Copy all lines below exactly as written. Leave pictures out.

--- Start Information supplied ---

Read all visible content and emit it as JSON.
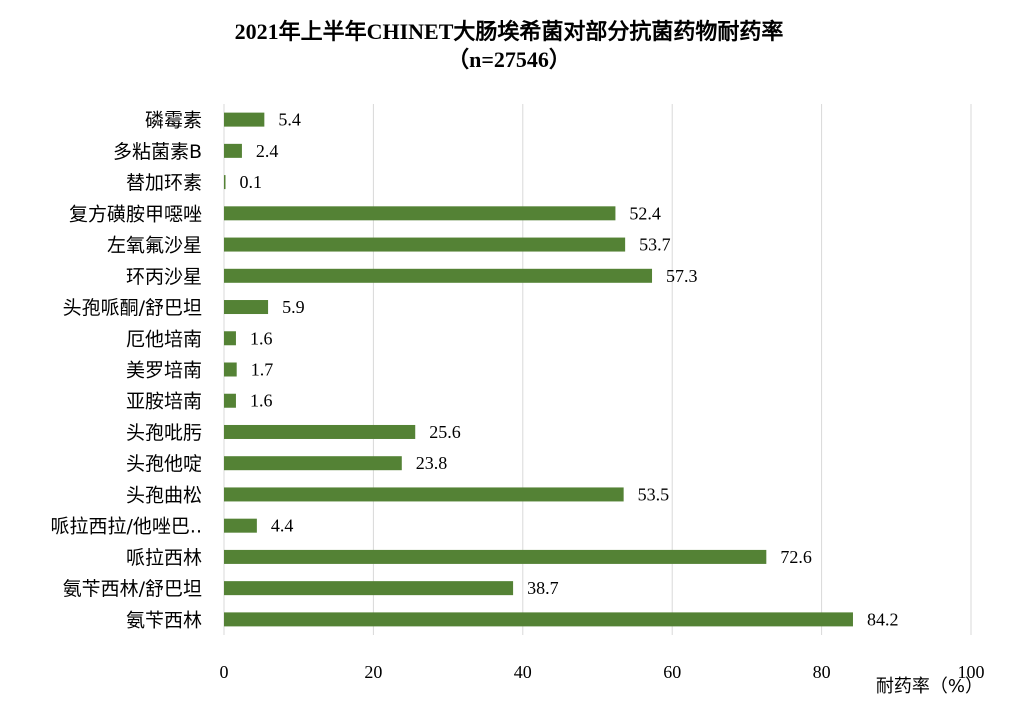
{
  "chart_data": {
    "type": "bar",
    "orientation": "horizontal",
    "title": "2021年上半年CHINET大肠埃希菌对部分抗菌药物耐药率",
    "subtitle": "（n=27546）",
    "xlabel": "耐药率（%）",
    "ylabel": "",
    "xlim": [
      0,
      100
    ],
    "xticks": [
      "0",
      "20",
      "40",
      "60",
      "80",
      "100"
    ],
    "grid": true,
    "legend": "none",
    "bar_color": "#548235",
    "categories": [
      "磷霉素",
      "多粘菌素B",
      "替加环素",
      "复方磺胺甲噁唑",
      "左氧氟沙星",
      "环丙沙星",
      "头孢哌酮/舒巴坦",
      "厄他培南",
      "美罗培南",
      "亚胺培南",
      "头孢吡肟",
      "头孢他啶",
      "头孢曲松",
      "哌拉西拉/他唑巴..",
      "哌拉西林",
      "氨苄西林/舒巴坦",
      "氨苄西林"
    ],
    "values": [
      5.4,
      2.4,
      0.1,
      52.4,
      53.7,
      57.3,
      5.9,
      1.6,
      1.7,
      1.6,
      25.6,
      23.8,
      53.5,
      4.4,
      72.6,
      38.7,
      84.2
    ],
    "value_labels": [
      "5.4",
      "2.4",
      "0.1",
      "52.4",
      "53.7",
      "57.3",
      "5.9",
      "1.6",
      "1.7",
      "1.6",
      "25.6",
      "23.8",
      "53.5",
      "4.4",
      "72.6",
      "38.7",
      "84.2"
    ]
  }
}
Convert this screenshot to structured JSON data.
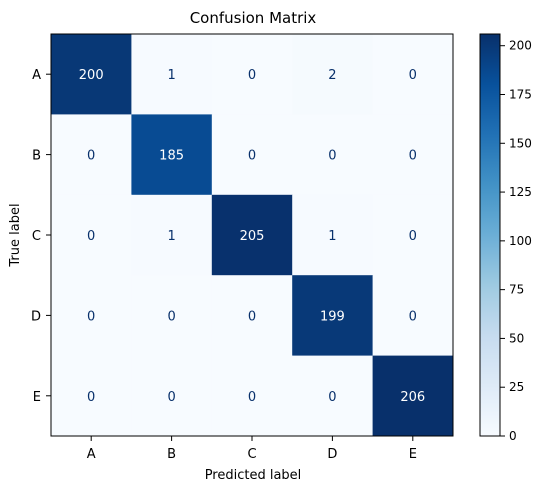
{
  "chart_data": {
    "type": "heatmap",
    "title": "Confusion Matrix",
    "xlabel": "Predicted label",
    "ylabel": "True label",
    "x_categories": [
      "A",
      "B",
      "C",
      "D",
      "E"
    ],
    "y_categories": [
      "A",
      "B",
      "C",
      "D",
      "E"
    ],
    "values": [
      [
        200,
        1,
        0,
        2,
        0
      ],
      [
        0,
        185,
        0,
        0,
        0
      ],
      [
        0,
        1,
        205,
        1,
        0
      ],
      [
        0,
        0,
        0,
        199,
        0
      ],
      [
        0,
        0,
        0,
        0,
        206
      ]
    ],
    "colorbar": {
      "range": [
        0,
        206
      ],
      "ticks": [
        "0",
        "25",
        "50",
        "75",
        "100",
        "125",
        "150",
        "175",
        "200"
      ]
    },
    "colormap": "Blues",
    "colors": {
      "low": "#f7fbff",
      "high": "#08306b",
      "text_on_light": "#08306b",
      "text_on_dark": "#ffffff"
    }
  }
}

--- End Information supplied ---

▸ **Expected output**
Read all visible content and emit it as JSON.
{
  "chart_data": {
    "type": "bar",
    "orientation": "horizontal",
    "title": "2021年上半年CHINET大肠埃希菌对部分抗菌药物耐药率",
    "subtitle": "（n=27546）",
    "xlabel": "耐药率（%）",
    "ylabel": "",
    "xlim": [
      0,
      100
    ],
    "xticks": [
      "0",
      "20",
      "40",
      "60",
      "80",
      "100"
    ],
    "grid": true,
    "legend": "none",
    "bar_color": "#548235",
    "categories": [
      "磷霉素",
      "多粘菌素B",
      "替加环素",
      "复方磺胺甲噁唑",
      "左氧氟沙星",
      "环丙沙星",
      "头孢哌酮/舒巴坦",
      "厄他培南",
      "美罗培南",
      "亚胺培南",
      "头孢吡肟",
      "头孢他啶",
      "头孢曲松",
      "哌拉西拉/他唑巴..",
      "哌拉西林",
      "氨苄西林/舒巴坦",
      "氨苄西林"
    ],
    "values": [
      5.4,
      2.4,
      0.1,
      52.4,
      53.7,
      57.3,
      5.9,
      1.6,
      1.7,
      1.6,
      25.6,
      23.8,
      53.5,
      4.4,
      72.6,
      38.7,
      84.2
    ],
    "value_labels": [
      "5.4",
      "2.4",
      "0.1",
      "52.4",
      "53.7",
      "57.3",
      "5.9",
      "1.6",
      "1.7",
      "1.6",
      "25.6",
      "23.8",
      "53.5",
      "4.4",
      "72.6",
      "38.7",
      "84.2"
    ]
  }
}
Convert this screenshot to structured JSON data.
{
  "chart_data": {
    "type": "heatmap",
    "title": "Confusion Matrix",
    "xlabel": "Predicted label",
    "ylabel": "True label",
    "x_categories": [
      "A",
      "B",
      "C",
      "D",
      "E"
    ],
    "y_categories": [
      "A",
      "B",
      "C",
      "D",
      "E"
    ],
    "values": [
      [
        200,
        1,
        0,
        2,
        0
      ],
      [
        0,
        185,
        0,
        0,
        0
      ],
      [
        0,
        1,
        205,
        1,
        0
      ],
      [
        0,
        0,
        0,
        199,
        0
      ],
      [
        0,
        0,
        0,
        0,
        206
      ]
    ],
    "colorbar": {
      "range": [
        0,
        206
      ],
      "ticks": [
        "0",
        "25",
        "50",
        "75",
        "100",
        "125",
        "150",
        "175",
        "200"
      ]
    },
    "colormap": "Blues",
    "colors": {
      "low": "#f7fbff",
      "high": "#08306b",
      "text_on_light": "#08306b",
      "text_on_dark": "#ffffff"
    }
  }
}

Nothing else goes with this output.